[WHAT IS ASKED]
Copy each line of the entries that contains the word "last".

[Data items]
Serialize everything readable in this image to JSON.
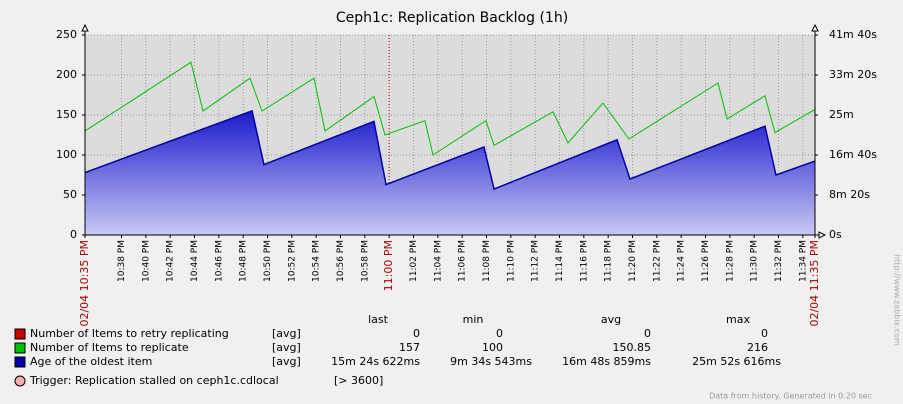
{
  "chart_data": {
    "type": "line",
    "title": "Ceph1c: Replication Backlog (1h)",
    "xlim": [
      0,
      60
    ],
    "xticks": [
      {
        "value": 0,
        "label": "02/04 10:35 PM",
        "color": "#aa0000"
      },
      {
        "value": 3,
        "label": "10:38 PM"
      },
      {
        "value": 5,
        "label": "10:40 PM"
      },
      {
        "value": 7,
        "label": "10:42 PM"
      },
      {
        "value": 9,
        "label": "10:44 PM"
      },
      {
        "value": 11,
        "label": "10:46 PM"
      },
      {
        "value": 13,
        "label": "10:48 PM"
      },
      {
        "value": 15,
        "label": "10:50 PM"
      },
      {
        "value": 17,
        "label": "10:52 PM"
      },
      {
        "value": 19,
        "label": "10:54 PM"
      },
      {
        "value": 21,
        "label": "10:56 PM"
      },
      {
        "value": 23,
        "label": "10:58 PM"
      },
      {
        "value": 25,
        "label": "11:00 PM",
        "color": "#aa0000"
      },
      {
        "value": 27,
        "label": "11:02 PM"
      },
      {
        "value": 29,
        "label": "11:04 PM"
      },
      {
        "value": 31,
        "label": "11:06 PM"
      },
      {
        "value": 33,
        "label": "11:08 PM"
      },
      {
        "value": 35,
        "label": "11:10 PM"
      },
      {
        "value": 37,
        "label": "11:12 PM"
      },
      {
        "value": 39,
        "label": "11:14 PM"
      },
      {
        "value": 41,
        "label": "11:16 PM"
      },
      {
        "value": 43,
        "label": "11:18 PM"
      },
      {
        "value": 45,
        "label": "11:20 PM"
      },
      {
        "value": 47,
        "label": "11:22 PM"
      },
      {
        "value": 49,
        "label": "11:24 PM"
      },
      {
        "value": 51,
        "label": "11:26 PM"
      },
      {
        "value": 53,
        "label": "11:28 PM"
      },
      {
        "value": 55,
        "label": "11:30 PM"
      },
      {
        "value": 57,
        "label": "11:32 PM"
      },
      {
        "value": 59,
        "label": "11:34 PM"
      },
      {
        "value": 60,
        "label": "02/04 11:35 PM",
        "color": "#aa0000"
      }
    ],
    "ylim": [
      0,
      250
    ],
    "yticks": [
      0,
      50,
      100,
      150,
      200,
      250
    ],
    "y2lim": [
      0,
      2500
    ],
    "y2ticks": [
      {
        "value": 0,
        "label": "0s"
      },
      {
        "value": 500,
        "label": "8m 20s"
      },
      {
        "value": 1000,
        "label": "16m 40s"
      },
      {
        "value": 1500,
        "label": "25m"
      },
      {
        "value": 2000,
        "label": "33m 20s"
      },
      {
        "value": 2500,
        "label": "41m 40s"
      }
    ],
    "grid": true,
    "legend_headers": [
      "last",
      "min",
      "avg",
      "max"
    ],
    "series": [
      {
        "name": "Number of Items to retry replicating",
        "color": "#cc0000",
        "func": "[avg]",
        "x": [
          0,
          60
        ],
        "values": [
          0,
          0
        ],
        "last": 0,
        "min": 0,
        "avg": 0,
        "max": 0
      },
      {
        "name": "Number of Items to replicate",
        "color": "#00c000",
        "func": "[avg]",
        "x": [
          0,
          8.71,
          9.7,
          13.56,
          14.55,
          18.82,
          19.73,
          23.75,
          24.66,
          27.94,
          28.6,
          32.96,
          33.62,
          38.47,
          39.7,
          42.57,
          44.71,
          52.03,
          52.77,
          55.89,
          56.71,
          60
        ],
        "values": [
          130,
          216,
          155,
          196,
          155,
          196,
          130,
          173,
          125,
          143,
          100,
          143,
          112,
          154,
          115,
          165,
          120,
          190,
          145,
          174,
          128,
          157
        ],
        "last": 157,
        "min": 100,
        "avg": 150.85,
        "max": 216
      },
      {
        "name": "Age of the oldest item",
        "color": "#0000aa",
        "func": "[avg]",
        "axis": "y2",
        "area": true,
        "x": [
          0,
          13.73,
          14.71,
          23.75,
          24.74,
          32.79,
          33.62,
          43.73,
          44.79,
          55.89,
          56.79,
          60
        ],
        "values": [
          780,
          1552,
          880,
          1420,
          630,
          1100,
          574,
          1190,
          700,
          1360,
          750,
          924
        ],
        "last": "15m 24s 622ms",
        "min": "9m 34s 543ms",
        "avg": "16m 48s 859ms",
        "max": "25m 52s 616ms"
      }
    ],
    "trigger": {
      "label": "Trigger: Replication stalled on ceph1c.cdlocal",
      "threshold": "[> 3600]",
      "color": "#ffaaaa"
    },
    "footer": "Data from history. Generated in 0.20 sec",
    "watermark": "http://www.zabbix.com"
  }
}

* * *

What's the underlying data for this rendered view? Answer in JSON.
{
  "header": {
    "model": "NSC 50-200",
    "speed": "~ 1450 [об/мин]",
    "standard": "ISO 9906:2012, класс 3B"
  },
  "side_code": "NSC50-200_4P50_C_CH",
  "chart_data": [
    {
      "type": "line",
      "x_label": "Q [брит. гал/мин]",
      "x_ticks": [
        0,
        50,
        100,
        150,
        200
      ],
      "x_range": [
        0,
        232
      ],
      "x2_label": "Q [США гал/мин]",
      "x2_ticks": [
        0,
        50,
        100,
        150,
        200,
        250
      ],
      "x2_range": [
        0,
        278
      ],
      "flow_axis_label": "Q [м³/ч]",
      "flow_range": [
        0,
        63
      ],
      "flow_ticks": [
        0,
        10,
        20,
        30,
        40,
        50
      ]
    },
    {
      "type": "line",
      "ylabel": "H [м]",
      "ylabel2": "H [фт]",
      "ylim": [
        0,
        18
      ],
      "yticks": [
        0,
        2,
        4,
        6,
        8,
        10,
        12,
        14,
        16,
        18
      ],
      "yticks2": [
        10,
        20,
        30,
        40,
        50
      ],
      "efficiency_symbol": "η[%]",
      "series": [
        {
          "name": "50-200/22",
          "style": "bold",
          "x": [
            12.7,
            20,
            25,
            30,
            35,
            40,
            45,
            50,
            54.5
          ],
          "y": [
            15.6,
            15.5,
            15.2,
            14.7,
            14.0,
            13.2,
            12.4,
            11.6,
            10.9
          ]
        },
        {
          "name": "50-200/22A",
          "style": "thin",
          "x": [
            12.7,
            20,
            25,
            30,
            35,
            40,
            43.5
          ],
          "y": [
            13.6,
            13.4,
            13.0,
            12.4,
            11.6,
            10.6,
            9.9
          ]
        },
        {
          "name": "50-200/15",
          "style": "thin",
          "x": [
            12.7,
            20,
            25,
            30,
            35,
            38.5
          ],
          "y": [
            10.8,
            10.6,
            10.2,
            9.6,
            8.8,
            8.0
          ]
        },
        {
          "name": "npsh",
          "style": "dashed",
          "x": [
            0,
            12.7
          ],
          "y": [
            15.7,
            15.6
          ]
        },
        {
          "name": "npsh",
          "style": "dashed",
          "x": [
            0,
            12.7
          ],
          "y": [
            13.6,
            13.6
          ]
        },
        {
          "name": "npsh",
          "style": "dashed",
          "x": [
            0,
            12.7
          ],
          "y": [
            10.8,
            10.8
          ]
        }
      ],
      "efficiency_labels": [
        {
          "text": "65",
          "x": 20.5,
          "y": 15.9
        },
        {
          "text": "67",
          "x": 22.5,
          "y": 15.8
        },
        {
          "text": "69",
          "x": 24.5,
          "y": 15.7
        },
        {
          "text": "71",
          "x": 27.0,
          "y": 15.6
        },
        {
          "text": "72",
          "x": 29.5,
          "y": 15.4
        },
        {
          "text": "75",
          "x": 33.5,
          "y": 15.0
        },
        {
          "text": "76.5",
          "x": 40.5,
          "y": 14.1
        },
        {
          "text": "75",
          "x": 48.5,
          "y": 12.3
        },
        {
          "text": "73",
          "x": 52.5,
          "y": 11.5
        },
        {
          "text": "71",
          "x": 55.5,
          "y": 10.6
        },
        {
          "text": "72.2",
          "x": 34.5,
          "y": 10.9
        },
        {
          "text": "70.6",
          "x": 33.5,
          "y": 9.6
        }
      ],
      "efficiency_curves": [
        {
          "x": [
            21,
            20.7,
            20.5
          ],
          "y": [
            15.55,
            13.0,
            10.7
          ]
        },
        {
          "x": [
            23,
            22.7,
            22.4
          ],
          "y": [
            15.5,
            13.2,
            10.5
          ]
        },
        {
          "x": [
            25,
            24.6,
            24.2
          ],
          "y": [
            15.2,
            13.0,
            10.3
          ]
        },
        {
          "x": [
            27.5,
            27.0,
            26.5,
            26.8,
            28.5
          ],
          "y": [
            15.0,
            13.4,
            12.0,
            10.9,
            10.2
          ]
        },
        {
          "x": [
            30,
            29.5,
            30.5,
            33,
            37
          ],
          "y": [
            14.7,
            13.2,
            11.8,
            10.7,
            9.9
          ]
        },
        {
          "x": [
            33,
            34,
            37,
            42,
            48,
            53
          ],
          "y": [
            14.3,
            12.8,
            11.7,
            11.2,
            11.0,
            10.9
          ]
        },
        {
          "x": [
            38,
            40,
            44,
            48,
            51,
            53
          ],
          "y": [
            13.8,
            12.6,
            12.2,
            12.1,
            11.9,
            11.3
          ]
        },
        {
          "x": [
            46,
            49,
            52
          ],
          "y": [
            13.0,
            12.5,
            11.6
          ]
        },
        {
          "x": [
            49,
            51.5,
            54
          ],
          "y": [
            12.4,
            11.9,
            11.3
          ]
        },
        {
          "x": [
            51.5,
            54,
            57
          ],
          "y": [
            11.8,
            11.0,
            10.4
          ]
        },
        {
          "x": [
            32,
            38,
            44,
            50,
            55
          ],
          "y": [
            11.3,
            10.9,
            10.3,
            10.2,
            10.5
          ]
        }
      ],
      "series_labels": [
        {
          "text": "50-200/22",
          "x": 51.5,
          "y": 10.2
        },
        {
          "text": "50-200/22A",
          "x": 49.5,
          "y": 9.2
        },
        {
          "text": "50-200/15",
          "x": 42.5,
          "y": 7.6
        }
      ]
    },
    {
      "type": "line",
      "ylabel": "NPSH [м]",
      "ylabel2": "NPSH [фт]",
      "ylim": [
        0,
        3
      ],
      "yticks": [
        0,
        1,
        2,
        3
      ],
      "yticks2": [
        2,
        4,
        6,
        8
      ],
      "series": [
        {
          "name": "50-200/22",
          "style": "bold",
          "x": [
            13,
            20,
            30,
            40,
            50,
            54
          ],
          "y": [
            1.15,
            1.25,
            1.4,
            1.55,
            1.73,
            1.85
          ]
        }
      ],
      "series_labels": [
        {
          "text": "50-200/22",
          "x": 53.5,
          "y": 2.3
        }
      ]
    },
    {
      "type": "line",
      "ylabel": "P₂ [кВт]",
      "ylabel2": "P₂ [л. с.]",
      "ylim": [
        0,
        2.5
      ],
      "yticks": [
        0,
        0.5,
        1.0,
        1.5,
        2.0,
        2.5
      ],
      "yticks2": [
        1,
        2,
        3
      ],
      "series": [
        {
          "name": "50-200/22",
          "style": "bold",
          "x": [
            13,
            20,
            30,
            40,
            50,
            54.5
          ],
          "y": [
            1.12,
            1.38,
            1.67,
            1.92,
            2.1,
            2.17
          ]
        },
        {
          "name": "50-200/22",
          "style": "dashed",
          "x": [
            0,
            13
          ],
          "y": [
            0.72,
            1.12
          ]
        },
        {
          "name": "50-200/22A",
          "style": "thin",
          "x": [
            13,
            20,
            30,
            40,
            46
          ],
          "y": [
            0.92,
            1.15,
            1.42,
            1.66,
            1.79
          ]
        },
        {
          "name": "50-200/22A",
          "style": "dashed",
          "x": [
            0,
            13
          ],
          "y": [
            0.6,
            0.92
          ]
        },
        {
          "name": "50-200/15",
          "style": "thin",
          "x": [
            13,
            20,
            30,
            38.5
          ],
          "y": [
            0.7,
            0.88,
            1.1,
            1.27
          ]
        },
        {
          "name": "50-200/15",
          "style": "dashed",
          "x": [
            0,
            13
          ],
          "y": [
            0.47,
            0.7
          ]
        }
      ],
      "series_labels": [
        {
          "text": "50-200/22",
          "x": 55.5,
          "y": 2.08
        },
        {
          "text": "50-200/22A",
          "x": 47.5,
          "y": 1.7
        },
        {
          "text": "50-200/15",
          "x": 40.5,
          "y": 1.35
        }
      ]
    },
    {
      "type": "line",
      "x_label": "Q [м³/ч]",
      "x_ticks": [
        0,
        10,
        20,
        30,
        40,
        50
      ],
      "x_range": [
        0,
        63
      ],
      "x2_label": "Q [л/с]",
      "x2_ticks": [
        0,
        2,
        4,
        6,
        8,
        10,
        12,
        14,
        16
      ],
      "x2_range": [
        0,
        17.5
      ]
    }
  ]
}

[TASK RESPONSE]
      "last",
        "last": 0,
        "last": 157,
        "last": "15m 24s 622ms",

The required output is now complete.